Written exercise => Read through the data and report every line in which the word "premiums" occurs.

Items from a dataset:
/---

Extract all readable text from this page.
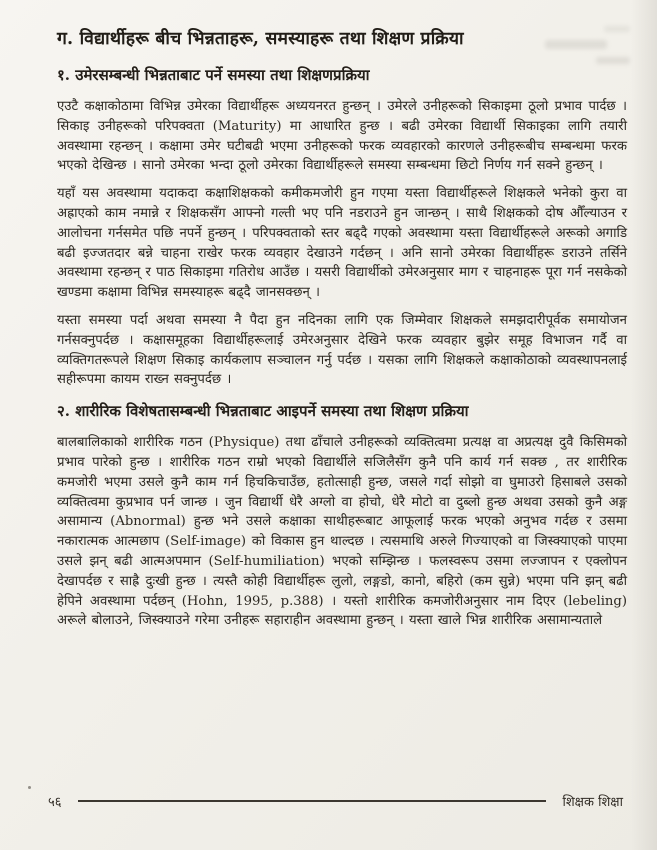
ग. विद्यार्थीहरू बीच भिन्नताहरू, समस्याहरू तथा शिक्षण प्रक्रिया
१. उमेरसम्बन्धी भिन्नताबाट पर्ने समस्या तथा शिक्षणप्रक्रिया

एउटै कक्षाकोठामा विभिन्न उमेरका विद्यार्थीहरू अध्ययनरत हुन्छन् । उमेरले उनीहरूको सिकाइमा ठूलो प्रभाव पार्दछ । सिकाइ उनीहरूको परिपक्वता (Maturity) मा आधारित हुन्छ । बढी उमेरका विद्यार्थी सिकाइका लागि तयारी अवस्थामा रहन्छन् । कक्षामा उमेर घटीबढी भएमा उनीहरूको फरक व्यवहारको कारणले उनीहरूबीच सम्बन्धमा फरक भएको देखिन्छ । सानो उमेरका भन्दा ठूलो उमेरका विद्यार्थीहरूले समस्या सम्बन्धमा छिटो निर्णय गर्न सक्ने हुन्छन् ।

यहाँ यस अवस्थामा यदाकदा कक्षाशिक्षकको कमीकमजोरी हुन गएमा यस्ता विद्यार्थीहरूले शिक्षकले भनेको कुरा वा अह्राएको काम नमान्ने र शिक्षकसँग आफ्नो गल्ती भए पनि नडराउने हुन जान्छन् । साथै शिक्षकको दोष औँल्याउन र आलोचना गर्नसमेत पछि नपर्ने हुन्छन् । परिपक्वताको स्तर बढ्दै गएको अवस्थामा यस्ता विद्यार्थीहरूले अरूको अगाडि बढी इज्जतदार बन्ने चाहना राखेर फरक व्यवहार देखाउने गर्दछन् । अनि सानो उमेरका विद्यार्थीहरू डराउने तर्सिने अवस्थामा रहन्छन् र पाठ सिकाइमा गतिरोध आउँछ । यसरी विद्यार्थीको उमेरअनुसार माग र चाहनाहरू पूरा गर्न नसकेको खण्डमा कक्षामा विभिन्न समस्याहरू बढ्दै जानसक्छन् ।

यस्ता समस्या पर्दा अथवा समस्या नै पैदा हुन नदिनका लागि एक जिम्मेवार शिक्षकले समझदारीपूर्वक समायोजन गर्नसक्नुपर्दछ । कक्षासमूहका विद्यार्थीहरूलाई उमेरअनुसार देखिने फरक व्यवहार बुझेर समूह विभाजन गर्दै वा व्यक्तिगतरूपले शिक्षण सिकाइ कार्यकलाप सञ्चालन गर्नु पर्दछ । यसका लागि शिक्षकले कक्षाकोठाको व्यवस्थापनलाई सहीरूपमा कायम राख्न सक्नुपर्दछ ।

२. शारीरिक विशेषतासम्बन्धी भिन्नताबाट आइपर्ने समस्या तथा शिक्षण प्रक्रिया

बालबालिकाको शारीरिक गठन (Physique) तथा ढाँचाले उनीहरूको व्यक्तित्वमा प्रत्यक्ष वा अप्रत्यक्ष दुवै किसिमको प्रभाव पारेको हुन्छ । शारीरिक गठन राम्रो भएको विद्यार्थीले सजिलैसँग कुनै पनि कार्य गर्न सक्छ , तर शारीरिक कमजोरी भएमा उसले कुनै काम गर्न हिचकिचाउँछ, हतोत्साही हुन्छ, जसले गर्दा सोझो वा घुमाउरो हिसाबले उसको व्यक्तित्वमा कुप्रभाव पर्न जान्छ । जुन विद्यार्थी धेरै अग्लो वा होचो, धेरै मोटो वा दुब्लो हुन्छ अथवा उसको कुनै अङ्ग असामान्य (Abnormal) हुन्छ भने उसले कक्षाका साथीहरूबाट आफूलाई फरक भएको अनुभव गर्दछ र उसमा नकारात्मक आत्मछाप (Self-image) को विकास हुन थाल्दछ । त्यसमाथि अरुले गिज्याएको वा जिस्क्याएको पाएमा उसले झन् बढी आत्मअपमान (Self-humiliation) भएको सम्झिन्छ । फलस्वरूप उसमा लज्जापन र एक्लोपन देखापर्दछ र साह्रै दुःखी हुन्छ । त्यस्तै कोही विद्यार्थीहरू लुलो, लङ्गडो, कानो, बहिरो (कम सुन्ने) भएमा पनि झन् बढी हेपिने अवस्थामा पर्दछन् (Hohn, 1995, p.388) । यस्तो शारीरिक कमजोरीअनुसार नाम दिएर (lebeling) अरूले बोलाउने, जिस्क्याउने गरेमा उनीहरू सहाराहीन अवस्थामा हुन्छन् । यस्ता खाले भिन्न शारीरिक असामान्यताले

५६	शिक्षक शिक्षा
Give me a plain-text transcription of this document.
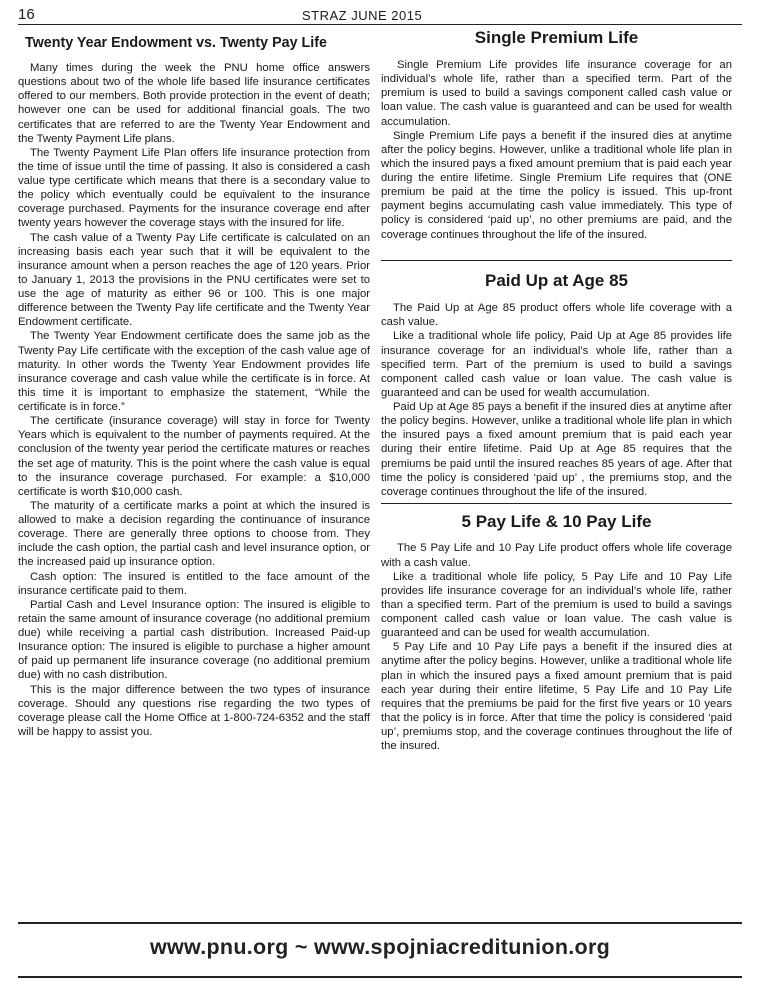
16	STRAZ JUNE 2015
Twenty Year Endowment vs. Twenty Pay Life

Many times during the week the PNU home office answers questions about two of the whole life based life insurance certificates offered to our members. Both provide protection in the event of death; however one can be used for additional financial goals. The two certificates that are referred to are the Twenty Year Endowment and the Twenty Payment Life plans.

The Twenty Payment Life Plan offers life insurance protection from the time of issue until the time of passing. It also is considered a cash value type certificate which means that there is a secondary value to the policy which eventually could be equivalent to the insurance coverage purchased. Payments for the insurance coverage end after twenty years however the coverage stays with the insured for life.

The cash value of a Twenty Pay Life certificate is calculated on an increasing basis each year such that it will be equivalent to the insurance amount when a person reaches the age of 120 years. Prior to January 1, 2013 the provisions in the PNU certificates were set to use the age of maturity as either 96 or 100. This is one major difference between the Twenty Pay life certificate and the Twenty Year Endowment certificate.

The Twenty Year Endowment certificate does the same job as the Twenty Pay Life certificate with the exception of the cash value age of maturity. In other words the Twenty Year Endowment provides life insurance coverage and cash value while the certificate is in force. At this time it is important to emphasize the statement, “While the certificate is in force.”

The certificate (insurance coverage) will stay in force for Twenty Years which is equivalent to the number of payments required. At the conclusion of the twenty year period the certificate matures or reaches the set age of maturity. This is the point where the cash value is equal to the insurance coverage purchased. For example: a $10,000 certificate is worth $10,000 cash.

The maturity of a certificate marks a point at which the insured is allowed to make a decision regarding the continuance of insurance coverage. There are generally three options to choose from. They include the cash option, the partial cash and level insurance option, or the increased paid up insurance option.

Cash option: The insured is entitled to the face amount of the insurance certificate paid to them.

Partial Cash and Level Insurance option: The insured is eligible to retain the same amount of insurance coverage (no additional premium due) while receiving a partial cash distribution. Increased Paid-up Insurance option: The insured is eligible to purchase a higher amount of paid up permanent life insurance coverage (no additional premium due) with no cash distribution.

This is the major difference between the two types of insurance coverage. Should any questions rise regarding the two types of coverage please call the Home Office at 1-800-724-6352 and the staff will be happy to assist you.

Single Premium Life

Single Premium Life provides life insurance coverage for an individual’s whole life, rather than a specified term. Part of the premium is used to build a savings component called cash value or loan value. The cash value is guaranteed and can be used for wealth accumulation.

Single Premium Life pays a benefit if the insured dies at anytime after the policy begins. However, unlike a traditional whole life plan in which the insured pays a fixed amount premium that is paid each year during the entire lifetime. Single Premium Life requires that (ONE premium be paid at the time the policy is issued. This up-front payment begins accumulating cash value immediately. This type of policy is considered ‘paid up’, no other premiums are paid, and the coverage continues throughout the life of the insured.

Paid Up at Age 85

The Paid Up at Age 85 product offers whole life coverage with a cash value.

Like a traditional whole life policy, Paid Up at Age 85 provides life insurance coverage for an individual’s whole life, rather than a specified term. Part of the premium is used to build a savings component called cash value or loan value. The cash value is guaranteed and can be used for wealth accumulation.

Paid Up at Age 85 pays a benefit if the insured dies at anytime after the policy begins. However, unlike a traditional whole life plan in which the insured pays a fixed amount premium that is paid each year during their entire lifetime. Paid Up at Age 85 requires that the premiums be paid until the insured reaches 85 years of age. After that time the policy is considered ‘paid up’ , the premiums stop, and the coverage continues throughout the life of the insured.

5 Pay Life & 10 Pay Life

The 5 Pay Life and 10 Pay Life product offers whole life coverage with a cash value.

Like a traditional whole life policy, 5 Pay Life and 10 Pay Life provides life insurance coverage for an individual’s whole life, rather than a specified term. Part of the premium is used to build a savings component called cash value or loan value. The cash value is guaranteed and can be used for wealth accumulation.

5 Pay Life and 10 Pay Life pays a benefit if the insured dies at anytime after the policy begins. However, unlike a traditional whole life plan in which the insured pays a fixed amount premium that is paid each year during their entire lifetime, 5 Pay Life and 10 Pay Life requires that the premiums be paid for the first five years or 10 years that the policy is in force. After that time the policy is considered ‘paid up’, premiums stop, and the coverage continues throughout the life of the insured.

www.pnu.org ~ www.spojniacreditunion.org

\---

Result =>
Single Premium Life pays a benefit if the insured dies at anytime after the policy begins. However, unlike a traditional whole life plan in which the insured pays a fixed amount premium that is paid each year during the entire lifetime. Single Premium Life requires that (ONE premium be paid at the time the policy is issued. This up-front payment begins accumulating cash value immediately. This type of policy is considered ‘paid up’, no other premiums are paid, and the coverage continues throughout the life of the insured.
Paid Up at Age 85 pays a benefit if the insured dies at anytime after the policy begins. However, unlike a traditional whole life plan in which the insured pays a fixed amount premium that is paid each year during their entire lifetime. Paid Up at Age 85 requires that the premiums be paid until the insured reaches 85 years of age. After that time the policy is considered ‘paid up’ , the premiums stop, and the coverage continues throughout the life of the insured.
5 Pay Life and 10 Pay Life pays a benefit if the insured dies at anytime after the policy begins. However, unlike a traditional whole life plan in which the insured pays a fixed amount premium that is paid each year during their entire lifetime, 5 Pay Life and 10 Pay Life requires that the premiums be paid for the first five years or 10 years that the policy is in force. After that time the policy is considered ‘paid up’, premiums stop, and the coverage continues throughout the life of the insured.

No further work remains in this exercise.